## Problem details:
Copy out each line featuring the string "双桥子街道新鸿路" from the entries beneath.

::::

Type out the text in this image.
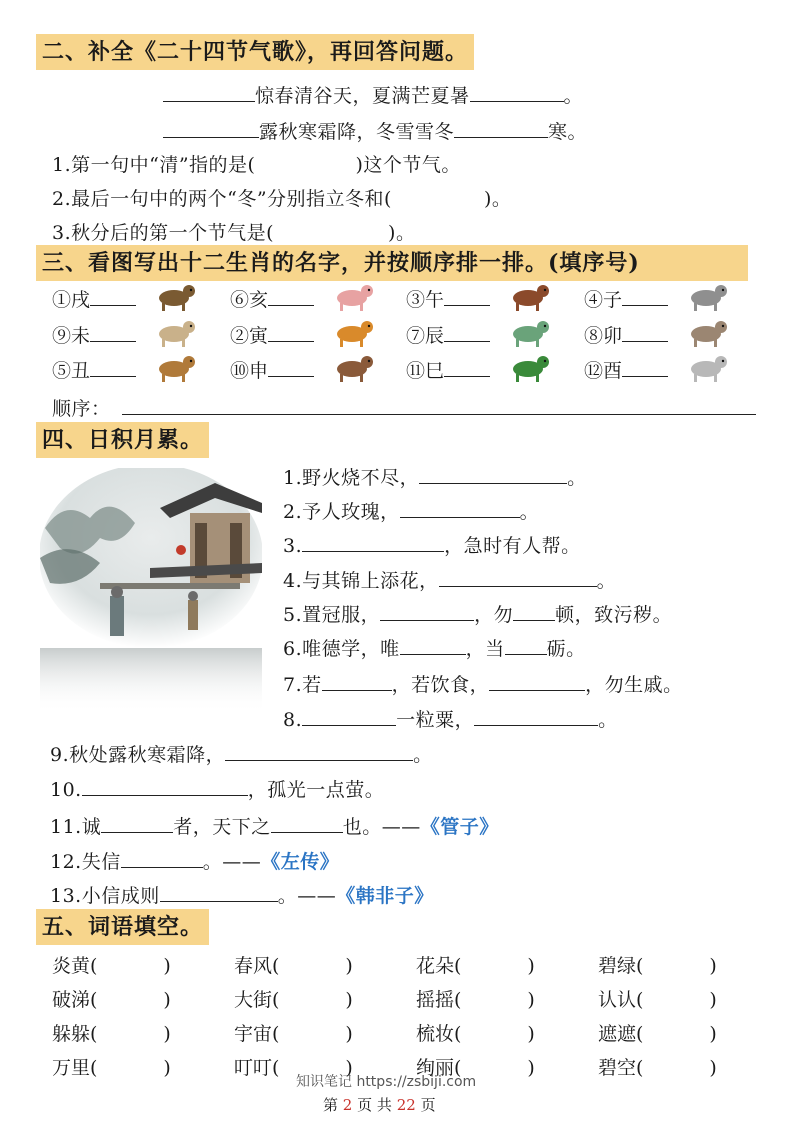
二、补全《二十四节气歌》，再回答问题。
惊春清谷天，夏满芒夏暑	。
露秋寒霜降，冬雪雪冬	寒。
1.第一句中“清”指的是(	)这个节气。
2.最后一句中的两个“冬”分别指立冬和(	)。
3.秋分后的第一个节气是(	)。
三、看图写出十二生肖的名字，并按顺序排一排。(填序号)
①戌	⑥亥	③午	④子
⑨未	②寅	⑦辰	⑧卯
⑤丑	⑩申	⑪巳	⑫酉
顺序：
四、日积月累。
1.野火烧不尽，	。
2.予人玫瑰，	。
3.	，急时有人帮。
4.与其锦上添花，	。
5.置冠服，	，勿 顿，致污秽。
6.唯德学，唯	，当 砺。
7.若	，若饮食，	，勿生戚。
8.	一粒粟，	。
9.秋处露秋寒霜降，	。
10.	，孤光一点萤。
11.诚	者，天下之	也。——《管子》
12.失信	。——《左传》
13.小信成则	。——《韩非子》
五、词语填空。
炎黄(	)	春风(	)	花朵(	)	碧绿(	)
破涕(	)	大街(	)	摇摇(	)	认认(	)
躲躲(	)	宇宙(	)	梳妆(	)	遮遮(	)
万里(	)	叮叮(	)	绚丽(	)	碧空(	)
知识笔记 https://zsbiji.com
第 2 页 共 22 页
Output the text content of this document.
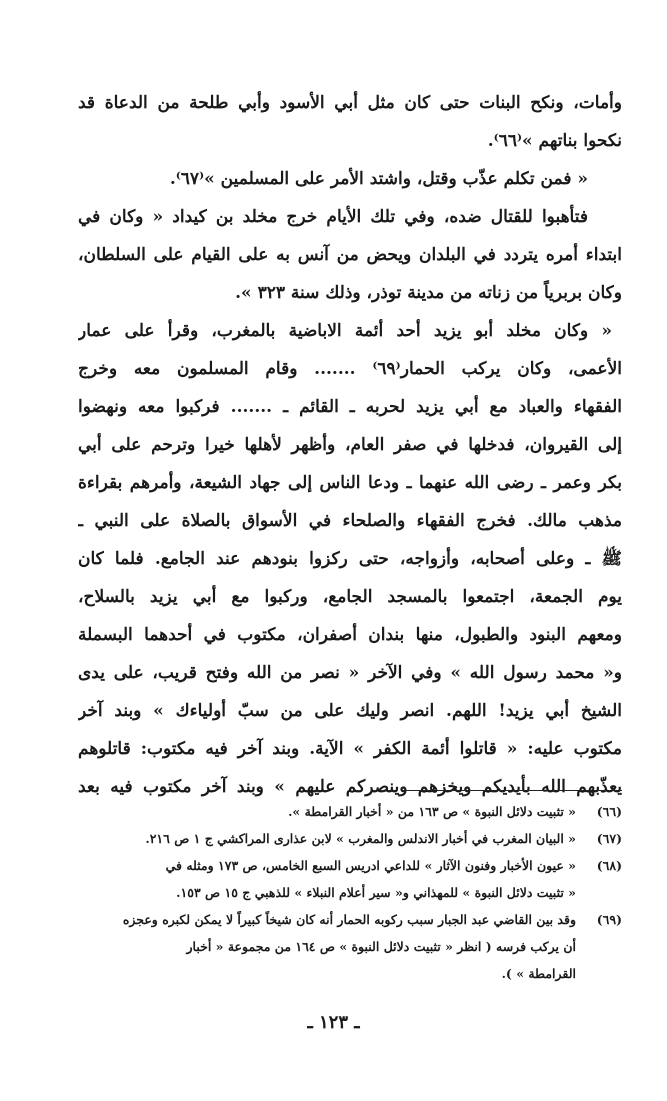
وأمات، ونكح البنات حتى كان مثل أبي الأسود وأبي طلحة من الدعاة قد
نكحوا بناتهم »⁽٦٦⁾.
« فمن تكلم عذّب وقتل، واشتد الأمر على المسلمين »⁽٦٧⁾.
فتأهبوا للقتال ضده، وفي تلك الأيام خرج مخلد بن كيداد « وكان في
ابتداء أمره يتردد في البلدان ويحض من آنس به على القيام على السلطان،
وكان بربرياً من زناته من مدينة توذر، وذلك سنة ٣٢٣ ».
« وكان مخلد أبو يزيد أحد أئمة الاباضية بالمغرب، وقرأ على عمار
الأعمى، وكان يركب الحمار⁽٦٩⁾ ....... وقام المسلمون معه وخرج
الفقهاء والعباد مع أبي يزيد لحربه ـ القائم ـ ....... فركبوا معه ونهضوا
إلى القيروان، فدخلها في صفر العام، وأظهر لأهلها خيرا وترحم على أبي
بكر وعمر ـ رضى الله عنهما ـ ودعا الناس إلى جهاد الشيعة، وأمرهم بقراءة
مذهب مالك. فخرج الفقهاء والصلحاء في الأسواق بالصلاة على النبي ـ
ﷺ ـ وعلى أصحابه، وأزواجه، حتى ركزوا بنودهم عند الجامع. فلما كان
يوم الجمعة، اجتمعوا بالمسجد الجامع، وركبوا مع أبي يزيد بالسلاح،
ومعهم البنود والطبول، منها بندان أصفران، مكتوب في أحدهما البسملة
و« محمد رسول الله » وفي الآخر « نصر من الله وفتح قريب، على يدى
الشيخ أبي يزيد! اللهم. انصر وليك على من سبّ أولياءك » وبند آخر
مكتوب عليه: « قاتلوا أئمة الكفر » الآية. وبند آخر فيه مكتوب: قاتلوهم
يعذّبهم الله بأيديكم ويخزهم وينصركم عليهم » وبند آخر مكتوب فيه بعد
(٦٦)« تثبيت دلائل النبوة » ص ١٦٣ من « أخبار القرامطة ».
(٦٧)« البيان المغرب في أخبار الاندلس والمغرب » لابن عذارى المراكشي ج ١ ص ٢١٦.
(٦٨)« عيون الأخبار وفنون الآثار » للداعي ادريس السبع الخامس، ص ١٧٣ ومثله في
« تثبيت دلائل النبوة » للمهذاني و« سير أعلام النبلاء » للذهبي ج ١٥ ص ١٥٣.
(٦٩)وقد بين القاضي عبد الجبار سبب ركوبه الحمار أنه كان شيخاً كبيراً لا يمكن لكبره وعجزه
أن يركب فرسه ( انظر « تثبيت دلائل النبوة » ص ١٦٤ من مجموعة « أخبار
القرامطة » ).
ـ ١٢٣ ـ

::::

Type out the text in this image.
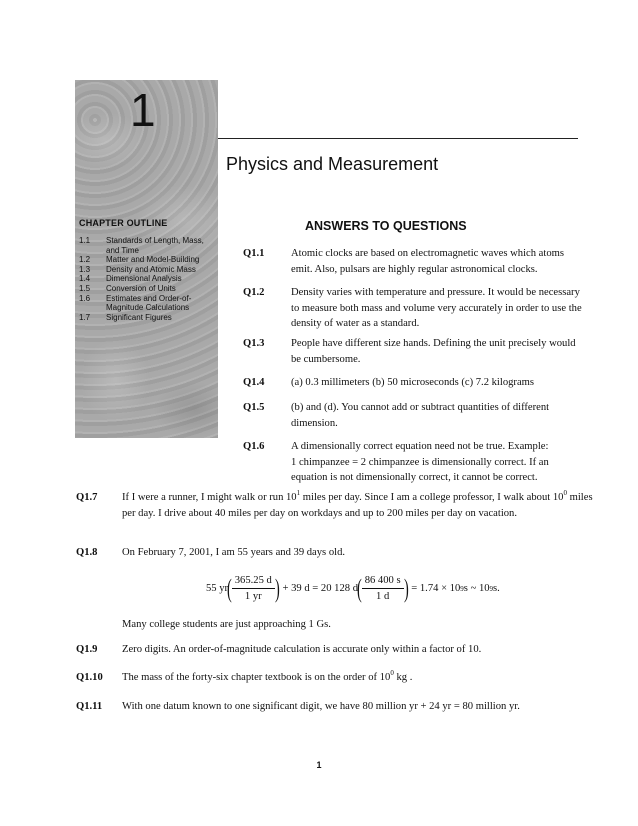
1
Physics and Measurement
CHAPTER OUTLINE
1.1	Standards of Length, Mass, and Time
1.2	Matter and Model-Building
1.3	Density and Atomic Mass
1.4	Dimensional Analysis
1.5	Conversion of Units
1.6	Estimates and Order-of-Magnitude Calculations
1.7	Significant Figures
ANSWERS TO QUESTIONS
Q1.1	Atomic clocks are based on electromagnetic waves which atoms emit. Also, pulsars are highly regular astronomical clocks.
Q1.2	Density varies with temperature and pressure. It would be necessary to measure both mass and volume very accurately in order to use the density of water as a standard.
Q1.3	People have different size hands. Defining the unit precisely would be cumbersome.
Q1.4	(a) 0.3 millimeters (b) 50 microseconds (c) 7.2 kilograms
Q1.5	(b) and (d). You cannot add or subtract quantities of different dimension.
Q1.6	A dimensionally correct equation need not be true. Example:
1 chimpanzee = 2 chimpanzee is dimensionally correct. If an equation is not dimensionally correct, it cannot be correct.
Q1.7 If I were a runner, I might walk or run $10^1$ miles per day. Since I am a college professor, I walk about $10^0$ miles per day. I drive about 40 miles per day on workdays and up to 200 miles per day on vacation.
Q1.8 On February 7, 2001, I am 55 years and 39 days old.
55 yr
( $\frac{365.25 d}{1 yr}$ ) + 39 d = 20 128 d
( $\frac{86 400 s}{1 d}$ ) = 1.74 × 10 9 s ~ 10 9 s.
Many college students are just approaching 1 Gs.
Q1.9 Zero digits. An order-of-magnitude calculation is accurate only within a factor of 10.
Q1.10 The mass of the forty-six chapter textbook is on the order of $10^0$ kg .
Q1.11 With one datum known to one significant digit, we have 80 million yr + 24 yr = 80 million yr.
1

::::

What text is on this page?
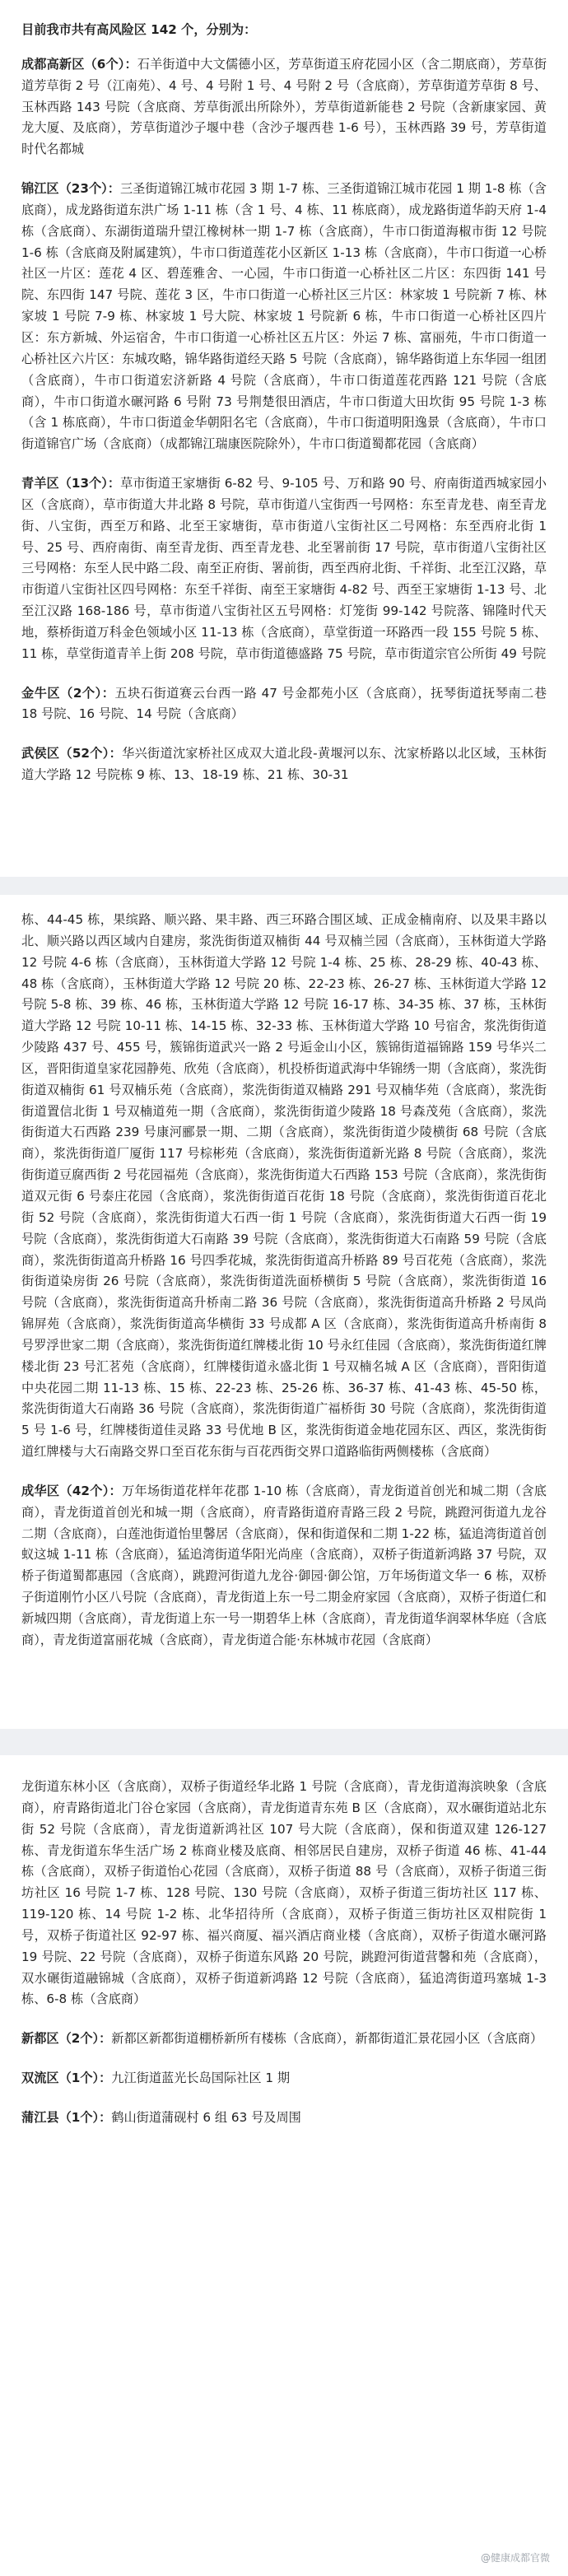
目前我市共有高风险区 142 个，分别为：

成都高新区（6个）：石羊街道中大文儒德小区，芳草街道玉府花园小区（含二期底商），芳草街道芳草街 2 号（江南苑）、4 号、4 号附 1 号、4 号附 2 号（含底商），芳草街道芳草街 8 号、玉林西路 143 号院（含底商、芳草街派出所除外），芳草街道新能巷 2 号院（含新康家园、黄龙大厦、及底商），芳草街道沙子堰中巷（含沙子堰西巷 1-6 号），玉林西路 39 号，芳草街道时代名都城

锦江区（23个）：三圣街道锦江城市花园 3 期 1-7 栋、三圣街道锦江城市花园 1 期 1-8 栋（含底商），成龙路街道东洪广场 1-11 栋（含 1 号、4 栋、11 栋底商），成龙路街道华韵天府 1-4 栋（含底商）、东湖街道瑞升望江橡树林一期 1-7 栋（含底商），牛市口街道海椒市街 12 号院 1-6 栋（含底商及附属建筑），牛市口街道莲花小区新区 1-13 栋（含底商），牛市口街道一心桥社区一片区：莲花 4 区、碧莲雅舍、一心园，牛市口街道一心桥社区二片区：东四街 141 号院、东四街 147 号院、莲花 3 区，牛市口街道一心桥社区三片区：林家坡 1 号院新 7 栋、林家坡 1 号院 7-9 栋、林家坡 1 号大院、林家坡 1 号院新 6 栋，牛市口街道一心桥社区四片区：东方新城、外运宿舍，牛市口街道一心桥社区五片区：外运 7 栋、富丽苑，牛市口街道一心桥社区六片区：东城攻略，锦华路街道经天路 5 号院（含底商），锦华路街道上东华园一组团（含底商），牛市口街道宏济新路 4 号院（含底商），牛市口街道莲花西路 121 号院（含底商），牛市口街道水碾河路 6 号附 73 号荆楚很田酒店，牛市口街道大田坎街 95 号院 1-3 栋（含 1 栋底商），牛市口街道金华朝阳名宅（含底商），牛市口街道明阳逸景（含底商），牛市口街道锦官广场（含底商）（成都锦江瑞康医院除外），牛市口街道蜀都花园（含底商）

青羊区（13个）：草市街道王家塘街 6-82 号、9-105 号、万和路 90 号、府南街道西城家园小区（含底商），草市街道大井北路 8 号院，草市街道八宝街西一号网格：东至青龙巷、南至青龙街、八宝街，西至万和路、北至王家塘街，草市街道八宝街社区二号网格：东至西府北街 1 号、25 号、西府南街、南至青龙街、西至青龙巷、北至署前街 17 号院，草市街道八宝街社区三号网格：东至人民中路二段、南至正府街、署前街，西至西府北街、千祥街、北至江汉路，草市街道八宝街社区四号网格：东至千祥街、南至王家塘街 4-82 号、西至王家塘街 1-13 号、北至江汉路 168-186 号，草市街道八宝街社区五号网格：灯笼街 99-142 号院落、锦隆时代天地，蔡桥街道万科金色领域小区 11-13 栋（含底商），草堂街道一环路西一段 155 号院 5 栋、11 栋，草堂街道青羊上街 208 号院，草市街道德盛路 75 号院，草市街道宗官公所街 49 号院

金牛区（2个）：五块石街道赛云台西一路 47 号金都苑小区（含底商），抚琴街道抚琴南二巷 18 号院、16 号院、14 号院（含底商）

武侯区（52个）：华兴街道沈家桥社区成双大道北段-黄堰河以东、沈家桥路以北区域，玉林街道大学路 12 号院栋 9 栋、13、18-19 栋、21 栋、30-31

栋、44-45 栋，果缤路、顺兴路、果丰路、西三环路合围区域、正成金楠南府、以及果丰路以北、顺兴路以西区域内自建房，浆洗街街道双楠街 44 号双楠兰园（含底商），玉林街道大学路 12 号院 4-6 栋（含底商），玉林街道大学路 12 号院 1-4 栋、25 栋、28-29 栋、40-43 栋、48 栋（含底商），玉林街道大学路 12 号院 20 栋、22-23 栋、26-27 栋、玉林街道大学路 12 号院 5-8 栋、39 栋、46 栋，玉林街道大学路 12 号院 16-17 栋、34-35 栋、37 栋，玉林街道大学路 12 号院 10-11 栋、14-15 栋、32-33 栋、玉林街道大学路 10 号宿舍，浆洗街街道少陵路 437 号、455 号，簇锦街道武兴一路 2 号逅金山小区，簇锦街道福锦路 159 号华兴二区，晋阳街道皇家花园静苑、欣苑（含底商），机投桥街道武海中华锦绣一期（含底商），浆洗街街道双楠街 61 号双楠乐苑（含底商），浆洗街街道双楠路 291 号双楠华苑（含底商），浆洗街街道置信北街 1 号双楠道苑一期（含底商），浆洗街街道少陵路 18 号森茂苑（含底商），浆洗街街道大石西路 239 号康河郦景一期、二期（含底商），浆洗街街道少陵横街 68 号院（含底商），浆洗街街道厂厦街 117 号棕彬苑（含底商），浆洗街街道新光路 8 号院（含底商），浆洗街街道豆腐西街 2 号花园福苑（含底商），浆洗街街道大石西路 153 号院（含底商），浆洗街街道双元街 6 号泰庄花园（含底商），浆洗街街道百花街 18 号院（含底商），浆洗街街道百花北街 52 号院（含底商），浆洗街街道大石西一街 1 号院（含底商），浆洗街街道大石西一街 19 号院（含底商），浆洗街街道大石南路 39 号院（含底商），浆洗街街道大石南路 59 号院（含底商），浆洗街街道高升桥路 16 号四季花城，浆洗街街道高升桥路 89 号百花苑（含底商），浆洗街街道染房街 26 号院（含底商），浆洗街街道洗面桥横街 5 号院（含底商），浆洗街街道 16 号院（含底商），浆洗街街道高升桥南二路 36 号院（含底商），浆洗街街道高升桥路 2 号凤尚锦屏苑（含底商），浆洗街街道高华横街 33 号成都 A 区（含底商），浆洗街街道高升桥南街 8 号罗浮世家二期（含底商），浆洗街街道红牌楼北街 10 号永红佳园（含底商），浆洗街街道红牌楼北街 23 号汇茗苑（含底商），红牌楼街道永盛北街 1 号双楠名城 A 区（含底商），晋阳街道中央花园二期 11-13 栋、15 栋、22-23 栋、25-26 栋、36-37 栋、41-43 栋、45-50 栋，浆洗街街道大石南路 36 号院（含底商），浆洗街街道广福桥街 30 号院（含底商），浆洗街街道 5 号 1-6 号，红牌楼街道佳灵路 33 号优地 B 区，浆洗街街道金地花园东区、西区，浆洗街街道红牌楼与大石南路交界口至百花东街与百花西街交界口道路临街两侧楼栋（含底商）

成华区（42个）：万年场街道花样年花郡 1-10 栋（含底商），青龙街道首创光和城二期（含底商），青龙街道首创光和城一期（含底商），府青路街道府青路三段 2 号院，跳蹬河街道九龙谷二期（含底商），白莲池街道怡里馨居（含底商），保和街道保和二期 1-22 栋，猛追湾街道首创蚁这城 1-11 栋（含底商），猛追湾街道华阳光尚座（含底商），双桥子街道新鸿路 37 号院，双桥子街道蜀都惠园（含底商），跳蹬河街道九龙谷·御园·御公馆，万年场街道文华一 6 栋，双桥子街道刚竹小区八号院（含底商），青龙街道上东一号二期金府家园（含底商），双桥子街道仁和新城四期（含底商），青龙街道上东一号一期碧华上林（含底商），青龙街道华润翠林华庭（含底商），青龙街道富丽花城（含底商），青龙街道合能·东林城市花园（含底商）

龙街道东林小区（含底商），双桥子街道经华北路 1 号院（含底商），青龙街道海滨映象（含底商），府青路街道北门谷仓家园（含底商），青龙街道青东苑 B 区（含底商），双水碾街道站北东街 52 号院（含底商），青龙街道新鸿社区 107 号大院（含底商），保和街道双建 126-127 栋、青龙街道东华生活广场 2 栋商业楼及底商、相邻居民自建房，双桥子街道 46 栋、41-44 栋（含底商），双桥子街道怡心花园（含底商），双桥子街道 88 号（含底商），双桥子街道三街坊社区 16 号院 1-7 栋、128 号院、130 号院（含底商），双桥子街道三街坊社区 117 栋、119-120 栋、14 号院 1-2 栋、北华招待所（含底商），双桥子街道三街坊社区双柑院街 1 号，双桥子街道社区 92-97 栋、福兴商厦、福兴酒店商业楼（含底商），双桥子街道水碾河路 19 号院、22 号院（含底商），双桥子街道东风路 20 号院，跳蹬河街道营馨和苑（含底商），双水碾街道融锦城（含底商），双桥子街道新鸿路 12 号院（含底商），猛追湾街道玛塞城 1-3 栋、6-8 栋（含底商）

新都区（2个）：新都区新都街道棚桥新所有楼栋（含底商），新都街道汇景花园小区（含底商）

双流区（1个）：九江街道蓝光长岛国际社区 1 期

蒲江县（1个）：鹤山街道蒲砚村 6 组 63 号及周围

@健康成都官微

::::

## Problem solution:
成华区（42个）：万年场街道花样年花郡 1-10 栋（含底商），青龙街道首创光和城二期（含底商），青龙街道首创光和城一期（含底商），府青路街道府青路三段 2 号院，跳蹬河街道九龙谷二期（含底商），白莲池街道怡里馨居（含底商），保和街道保和二期 1-22 栋，猛追湾街道首创蚁这城 1-11 栋（含底商），猛追湾街道华阳光尚座（含底商），双桥子街道新鸿路 37 号院，双桥子街道蜀都惠园（含底商），跳蹬河街道九龙谷·御园·御公馆，万年场街道文华一 6 栋，双桥子街道刚竹小区八号院（含底商），青龙街道上东一号二期金府家园（含底商），双桥子街道仁和新城四期（含底商），青龙街道上东一号一期碧华上林（含底商），青龙街道华润翠林华庭（含底商），青龙街道富丽花城（含底商），青龙街道合能·东林城市花园（含底商）
龙街道东林小区（含底商），双桥子街道经华北路 1 号院（含底商），青龙街道海滨映象（含底商），府青路街道北门谷仓家园（含底商），青龙街道青东苑 B 区（含底商），双水碾街道站北东街 52 号院（含底商），青龙街道新鸿社区 107 号大院（含底商），保和街道双建 126-127 栋、青龙街道东华生活广场 2 栋商业楼及底商、相邻居民自建房，双桥子街道 46 栋、41-44 栋（含底商），双桥子街道怡心花园（含底商），双桥子街道 88 号（含底商），双桥子街道三街坊社区 16 号院 1-7 栋、128 号院、130 号院（含底商），双桥子街道三街坊社区 117 栋、119-120 栋、14 号院 1-2 栋、北华招待所（含底商），双桥子街道三街坊社区双柑院街 1 号，双桥子街道社区 92-97 栋、福兴商厦、福兴酒店商业楼（含底商），双桥子街道水碾河路 19 号院、22 号院（含底商），双桥子街道东风路 20 号院，跳蹬河街道营馨和苑（含底商），双水碾街道融锦城（含底商），双桥子街道新鸿路 12 号院（含底商），猛追湾街道玛塞城 1-3 栋、6-8 栋（含底商）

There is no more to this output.